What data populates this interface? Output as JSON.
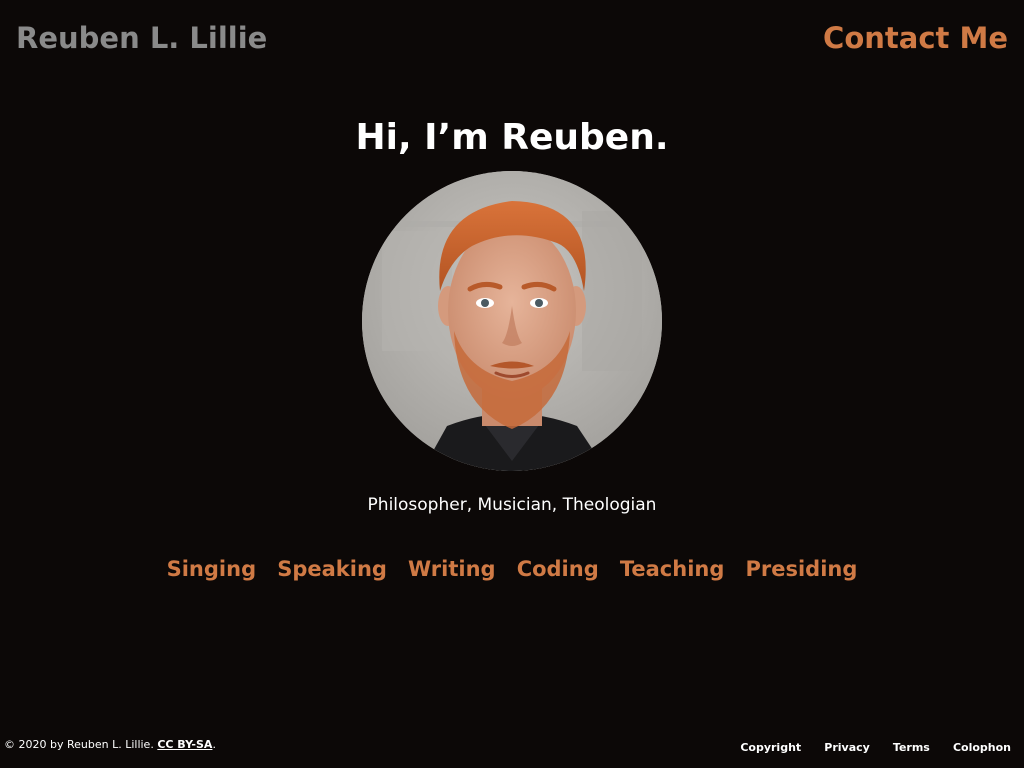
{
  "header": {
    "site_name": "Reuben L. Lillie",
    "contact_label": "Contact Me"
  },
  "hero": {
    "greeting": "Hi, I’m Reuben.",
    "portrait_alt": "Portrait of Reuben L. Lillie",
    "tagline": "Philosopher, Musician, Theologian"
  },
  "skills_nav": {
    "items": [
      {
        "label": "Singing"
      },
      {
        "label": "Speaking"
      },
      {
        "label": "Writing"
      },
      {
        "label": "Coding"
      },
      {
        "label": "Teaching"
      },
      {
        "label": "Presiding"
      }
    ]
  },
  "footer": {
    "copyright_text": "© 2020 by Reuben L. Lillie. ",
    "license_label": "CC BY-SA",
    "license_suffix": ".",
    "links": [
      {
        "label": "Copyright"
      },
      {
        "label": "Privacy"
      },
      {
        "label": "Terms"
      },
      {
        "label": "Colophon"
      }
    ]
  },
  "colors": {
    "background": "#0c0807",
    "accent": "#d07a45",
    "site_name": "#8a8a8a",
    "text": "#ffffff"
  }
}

▶ Stated exercise:
Repeat the preceding records precisely, and leave every picture out of the copy.

▶ Result:
What data populates this interface? Output as JSON.
{
  "header": {
    "site_name": "Reuben L. Lillie",
    "contact_label": "Contact Me"
  },
  "hero": {
    "greeting": "Hi, I’m Reuben.",
    "portrait_alt": "Portrait of Reuben L. Lillie",
    "tagline": "Philosopher, Musician, Theologian"
  },
  "skills_nav": {
    "items": [
      {
        "label": "Singing"
      },
      {
        "label": "Speaking"
      },
      {
        "label": "Writing"
      },
      {
        "label": "Coding"
      },
      {
        "label": "Teaching"
      },
      {
        "label": "Presiding"
      }
    ]
  },
  "footer": {
    "copyright_text": "© 2020 by Reuben L. Lillie. ",
    "license_label": "CC BY-SA",
    "license_suffix": ".",
    "links": [
      {
        "label": "Copyright"
      },
      {
        "label": "Privacy"
      },
      {
        "label": "Terms"
      },
      {
        "label": "Colophon"
      }
    ]
  },
  "colors": {
    "background": "#0c0807",
    "accent": "#d07a45",
    "site_name": "#8a8a8a",
    "text": "#ffffff"
  }
}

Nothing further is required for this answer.